[Figure contents as structured data]
=-=-=

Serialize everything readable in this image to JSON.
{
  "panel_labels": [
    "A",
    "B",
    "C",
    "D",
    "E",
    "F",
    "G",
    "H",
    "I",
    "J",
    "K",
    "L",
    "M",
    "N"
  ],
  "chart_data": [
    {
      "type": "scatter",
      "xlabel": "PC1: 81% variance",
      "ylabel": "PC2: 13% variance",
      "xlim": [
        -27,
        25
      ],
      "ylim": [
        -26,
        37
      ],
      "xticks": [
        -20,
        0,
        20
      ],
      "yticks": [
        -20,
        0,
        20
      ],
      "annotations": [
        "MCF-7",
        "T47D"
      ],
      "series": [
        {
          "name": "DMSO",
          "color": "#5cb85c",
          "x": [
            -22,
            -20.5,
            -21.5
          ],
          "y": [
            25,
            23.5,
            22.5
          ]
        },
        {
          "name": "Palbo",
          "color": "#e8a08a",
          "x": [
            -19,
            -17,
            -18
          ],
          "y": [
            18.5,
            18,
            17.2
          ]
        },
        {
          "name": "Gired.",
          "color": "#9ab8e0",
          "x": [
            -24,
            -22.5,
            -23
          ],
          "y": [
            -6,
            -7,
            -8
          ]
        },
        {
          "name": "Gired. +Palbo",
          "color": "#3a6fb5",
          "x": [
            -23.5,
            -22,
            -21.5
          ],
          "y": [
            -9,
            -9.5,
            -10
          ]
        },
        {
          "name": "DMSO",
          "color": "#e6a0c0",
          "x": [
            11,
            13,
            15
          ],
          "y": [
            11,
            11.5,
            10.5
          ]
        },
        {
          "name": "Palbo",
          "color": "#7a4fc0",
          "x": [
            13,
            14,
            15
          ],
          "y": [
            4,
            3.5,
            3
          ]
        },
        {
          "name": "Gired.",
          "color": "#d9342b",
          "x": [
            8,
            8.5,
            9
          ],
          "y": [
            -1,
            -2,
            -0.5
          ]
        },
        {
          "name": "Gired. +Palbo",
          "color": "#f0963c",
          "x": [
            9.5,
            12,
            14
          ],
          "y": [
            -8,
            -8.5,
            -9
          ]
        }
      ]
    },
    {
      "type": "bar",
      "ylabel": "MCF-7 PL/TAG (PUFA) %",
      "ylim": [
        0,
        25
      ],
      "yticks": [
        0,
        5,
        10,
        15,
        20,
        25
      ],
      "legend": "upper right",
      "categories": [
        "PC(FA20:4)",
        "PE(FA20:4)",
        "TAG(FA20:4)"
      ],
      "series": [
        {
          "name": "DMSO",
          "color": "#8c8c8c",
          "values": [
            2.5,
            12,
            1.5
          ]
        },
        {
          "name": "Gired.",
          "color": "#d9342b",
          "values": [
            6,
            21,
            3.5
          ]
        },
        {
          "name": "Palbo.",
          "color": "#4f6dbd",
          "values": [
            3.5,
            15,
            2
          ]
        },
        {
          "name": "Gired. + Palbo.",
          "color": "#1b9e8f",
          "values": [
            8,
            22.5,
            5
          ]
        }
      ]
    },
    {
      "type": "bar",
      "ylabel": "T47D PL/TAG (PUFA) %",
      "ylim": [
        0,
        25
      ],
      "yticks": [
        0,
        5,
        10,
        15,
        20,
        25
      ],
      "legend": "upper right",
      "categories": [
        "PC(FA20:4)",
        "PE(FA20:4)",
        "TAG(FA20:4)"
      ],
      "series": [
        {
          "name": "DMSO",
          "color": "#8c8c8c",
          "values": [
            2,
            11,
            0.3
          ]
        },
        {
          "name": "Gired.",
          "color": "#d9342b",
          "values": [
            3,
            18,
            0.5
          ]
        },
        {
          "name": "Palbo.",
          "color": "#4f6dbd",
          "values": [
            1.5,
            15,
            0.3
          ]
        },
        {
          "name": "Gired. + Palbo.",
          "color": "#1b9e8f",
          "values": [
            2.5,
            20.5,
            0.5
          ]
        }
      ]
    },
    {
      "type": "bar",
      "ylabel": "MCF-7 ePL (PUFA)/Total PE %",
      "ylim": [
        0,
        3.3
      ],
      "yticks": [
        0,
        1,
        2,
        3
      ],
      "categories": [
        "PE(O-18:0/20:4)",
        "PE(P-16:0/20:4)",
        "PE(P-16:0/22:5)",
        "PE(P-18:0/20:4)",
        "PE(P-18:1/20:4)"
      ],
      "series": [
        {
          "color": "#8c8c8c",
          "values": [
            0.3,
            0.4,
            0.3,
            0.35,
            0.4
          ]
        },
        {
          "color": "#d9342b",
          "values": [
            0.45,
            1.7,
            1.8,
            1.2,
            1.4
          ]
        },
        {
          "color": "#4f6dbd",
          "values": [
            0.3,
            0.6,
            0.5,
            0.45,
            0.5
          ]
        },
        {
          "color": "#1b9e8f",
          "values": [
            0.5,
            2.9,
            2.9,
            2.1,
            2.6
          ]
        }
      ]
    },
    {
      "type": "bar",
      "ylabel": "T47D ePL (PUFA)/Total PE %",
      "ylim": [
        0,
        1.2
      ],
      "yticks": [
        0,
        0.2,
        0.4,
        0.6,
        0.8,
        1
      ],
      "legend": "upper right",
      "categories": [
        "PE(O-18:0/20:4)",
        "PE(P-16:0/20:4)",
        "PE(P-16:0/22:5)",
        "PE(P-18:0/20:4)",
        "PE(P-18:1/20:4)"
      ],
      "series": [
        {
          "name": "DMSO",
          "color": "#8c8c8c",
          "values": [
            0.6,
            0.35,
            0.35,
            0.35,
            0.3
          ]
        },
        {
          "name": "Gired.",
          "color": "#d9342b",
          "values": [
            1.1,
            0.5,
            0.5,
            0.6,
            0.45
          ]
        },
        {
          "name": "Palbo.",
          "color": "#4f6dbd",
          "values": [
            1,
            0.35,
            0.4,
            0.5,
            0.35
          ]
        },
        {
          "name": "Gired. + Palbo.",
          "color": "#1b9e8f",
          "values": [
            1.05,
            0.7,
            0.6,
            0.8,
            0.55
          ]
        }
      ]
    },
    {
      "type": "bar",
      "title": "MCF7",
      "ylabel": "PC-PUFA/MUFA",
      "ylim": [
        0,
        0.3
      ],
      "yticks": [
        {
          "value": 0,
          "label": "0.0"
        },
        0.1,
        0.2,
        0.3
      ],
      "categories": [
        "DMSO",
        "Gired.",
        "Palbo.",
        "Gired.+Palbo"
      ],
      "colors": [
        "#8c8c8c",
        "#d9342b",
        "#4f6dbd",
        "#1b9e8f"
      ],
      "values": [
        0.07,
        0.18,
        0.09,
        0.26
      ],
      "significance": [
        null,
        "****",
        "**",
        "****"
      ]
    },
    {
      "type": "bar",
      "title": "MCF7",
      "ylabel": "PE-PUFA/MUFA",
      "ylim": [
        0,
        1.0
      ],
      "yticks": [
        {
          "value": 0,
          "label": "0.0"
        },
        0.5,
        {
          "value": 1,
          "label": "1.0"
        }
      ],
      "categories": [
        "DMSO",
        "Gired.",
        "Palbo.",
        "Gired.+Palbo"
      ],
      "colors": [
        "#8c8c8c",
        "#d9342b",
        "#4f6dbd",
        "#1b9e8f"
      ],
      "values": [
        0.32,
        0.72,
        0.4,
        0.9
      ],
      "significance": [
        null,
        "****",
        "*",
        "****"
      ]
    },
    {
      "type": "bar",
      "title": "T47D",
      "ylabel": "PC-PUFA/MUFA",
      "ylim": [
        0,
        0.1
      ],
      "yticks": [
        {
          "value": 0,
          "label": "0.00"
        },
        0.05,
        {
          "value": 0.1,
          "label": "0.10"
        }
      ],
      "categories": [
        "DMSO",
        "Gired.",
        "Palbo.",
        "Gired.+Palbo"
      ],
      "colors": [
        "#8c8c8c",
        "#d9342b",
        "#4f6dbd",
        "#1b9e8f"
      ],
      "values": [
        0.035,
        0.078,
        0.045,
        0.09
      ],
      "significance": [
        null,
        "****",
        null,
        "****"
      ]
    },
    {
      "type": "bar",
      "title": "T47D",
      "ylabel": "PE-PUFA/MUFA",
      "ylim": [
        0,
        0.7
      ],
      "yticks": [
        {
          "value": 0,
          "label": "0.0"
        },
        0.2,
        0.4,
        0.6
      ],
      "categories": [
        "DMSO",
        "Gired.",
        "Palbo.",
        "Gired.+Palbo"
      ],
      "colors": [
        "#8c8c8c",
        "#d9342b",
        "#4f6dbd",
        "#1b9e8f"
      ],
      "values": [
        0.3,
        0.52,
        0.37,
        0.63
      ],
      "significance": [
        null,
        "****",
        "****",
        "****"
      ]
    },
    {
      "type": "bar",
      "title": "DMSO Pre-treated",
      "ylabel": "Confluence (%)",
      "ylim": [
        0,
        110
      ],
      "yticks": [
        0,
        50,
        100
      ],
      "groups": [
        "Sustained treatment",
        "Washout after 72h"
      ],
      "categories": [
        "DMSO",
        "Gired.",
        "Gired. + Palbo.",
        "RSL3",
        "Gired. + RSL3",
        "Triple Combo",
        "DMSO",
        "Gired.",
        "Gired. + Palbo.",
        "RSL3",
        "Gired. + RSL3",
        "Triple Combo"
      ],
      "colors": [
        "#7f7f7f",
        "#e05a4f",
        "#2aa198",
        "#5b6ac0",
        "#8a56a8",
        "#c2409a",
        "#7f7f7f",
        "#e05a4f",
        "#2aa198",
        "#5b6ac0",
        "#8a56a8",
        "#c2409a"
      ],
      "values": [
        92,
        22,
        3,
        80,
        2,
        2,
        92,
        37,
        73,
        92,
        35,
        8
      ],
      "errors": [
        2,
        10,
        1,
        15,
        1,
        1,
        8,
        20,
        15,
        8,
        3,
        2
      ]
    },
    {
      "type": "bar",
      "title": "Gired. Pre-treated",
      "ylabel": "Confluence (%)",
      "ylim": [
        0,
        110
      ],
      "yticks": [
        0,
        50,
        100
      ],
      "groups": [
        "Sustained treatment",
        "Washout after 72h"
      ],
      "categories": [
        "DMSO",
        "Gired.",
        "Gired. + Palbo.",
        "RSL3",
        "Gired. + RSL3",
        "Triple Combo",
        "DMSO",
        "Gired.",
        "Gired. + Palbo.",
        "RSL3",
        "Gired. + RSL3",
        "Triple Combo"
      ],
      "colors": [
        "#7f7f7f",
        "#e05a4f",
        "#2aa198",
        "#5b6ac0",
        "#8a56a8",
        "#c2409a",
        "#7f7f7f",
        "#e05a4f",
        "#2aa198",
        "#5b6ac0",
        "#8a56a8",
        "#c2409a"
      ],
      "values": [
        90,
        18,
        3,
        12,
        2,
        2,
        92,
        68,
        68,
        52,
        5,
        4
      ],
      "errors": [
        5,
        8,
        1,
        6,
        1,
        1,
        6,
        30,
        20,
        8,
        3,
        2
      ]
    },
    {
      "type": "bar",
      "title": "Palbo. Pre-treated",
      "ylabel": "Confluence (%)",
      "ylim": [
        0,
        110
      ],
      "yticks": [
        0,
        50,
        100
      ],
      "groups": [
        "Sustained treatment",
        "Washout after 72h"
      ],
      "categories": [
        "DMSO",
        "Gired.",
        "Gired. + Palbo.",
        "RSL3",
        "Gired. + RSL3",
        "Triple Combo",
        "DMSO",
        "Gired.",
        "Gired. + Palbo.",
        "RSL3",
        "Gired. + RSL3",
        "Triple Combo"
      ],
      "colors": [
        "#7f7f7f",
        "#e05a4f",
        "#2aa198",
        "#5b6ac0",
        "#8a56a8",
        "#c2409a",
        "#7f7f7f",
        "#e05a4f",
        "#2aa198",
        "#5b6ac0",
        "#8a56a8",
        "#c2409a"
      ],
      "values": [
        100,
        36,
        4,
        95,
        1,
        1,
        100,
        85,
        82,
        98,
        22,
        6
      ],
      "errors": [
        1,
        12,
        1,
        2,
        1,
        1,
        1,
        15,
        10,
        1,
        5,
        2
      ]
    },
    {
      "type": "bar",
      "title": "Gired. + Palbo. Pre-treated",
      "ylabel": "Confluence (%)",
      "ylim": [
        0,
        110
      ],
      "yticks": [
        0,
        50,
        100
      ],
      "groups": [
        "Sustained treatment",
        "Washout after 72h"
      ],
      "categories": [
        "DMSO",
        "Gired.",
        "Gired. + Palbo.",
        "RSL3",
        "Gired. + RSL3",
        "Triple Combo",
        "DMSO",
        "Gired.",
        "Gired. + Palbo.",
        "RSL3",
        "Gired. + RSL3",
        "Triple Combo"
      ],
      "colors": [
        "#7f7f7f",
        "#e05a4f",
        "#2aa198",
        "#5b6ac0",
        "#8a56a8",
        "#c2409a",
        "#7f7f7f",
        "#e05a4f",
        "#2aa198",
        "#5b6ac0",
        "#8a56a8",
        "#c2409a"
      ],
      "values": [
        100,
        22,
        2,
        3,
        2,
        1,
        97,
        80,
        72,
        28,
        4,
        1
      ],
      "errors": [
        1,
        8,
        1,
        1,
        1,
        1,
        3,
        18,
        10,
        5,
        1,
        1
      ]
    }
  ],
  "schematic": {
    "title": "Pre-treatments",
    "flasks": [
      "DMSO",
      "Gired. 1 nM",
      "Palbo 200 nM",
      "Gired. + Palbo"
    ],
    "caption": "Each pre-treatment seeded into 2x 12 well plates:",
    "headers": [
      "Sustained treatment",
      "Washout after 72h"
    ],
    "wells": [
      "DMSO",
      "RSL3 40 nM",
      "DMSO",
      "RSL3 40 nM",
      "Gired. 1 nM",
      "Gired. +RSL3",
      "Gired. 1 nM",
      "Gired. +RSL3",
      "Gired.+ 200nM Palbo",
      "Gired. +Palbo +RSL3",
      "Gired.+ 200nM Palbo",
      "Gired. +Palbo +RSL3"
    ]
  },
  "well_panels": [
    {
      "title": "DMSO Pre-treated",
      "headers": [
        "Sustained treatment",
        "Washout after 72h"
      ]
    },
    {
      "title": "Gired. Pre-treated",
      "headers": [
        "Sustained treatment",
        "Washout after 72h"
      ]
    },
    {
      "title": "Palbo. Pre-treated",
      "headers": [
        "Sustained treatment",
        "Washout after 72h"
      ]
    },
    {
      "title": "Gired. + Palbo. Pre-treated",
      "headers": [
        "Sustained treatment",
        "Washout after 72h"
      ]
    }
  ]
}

=-=-=

What you need to do —
Which lines hold the string "Total"? Copy all of them from the data above.

Result —
      "ylabel": "MCF-7 ePL (PUFA)/Total PE %",
      "ylabel": "T47D ePL (PUFA)/Total PE %",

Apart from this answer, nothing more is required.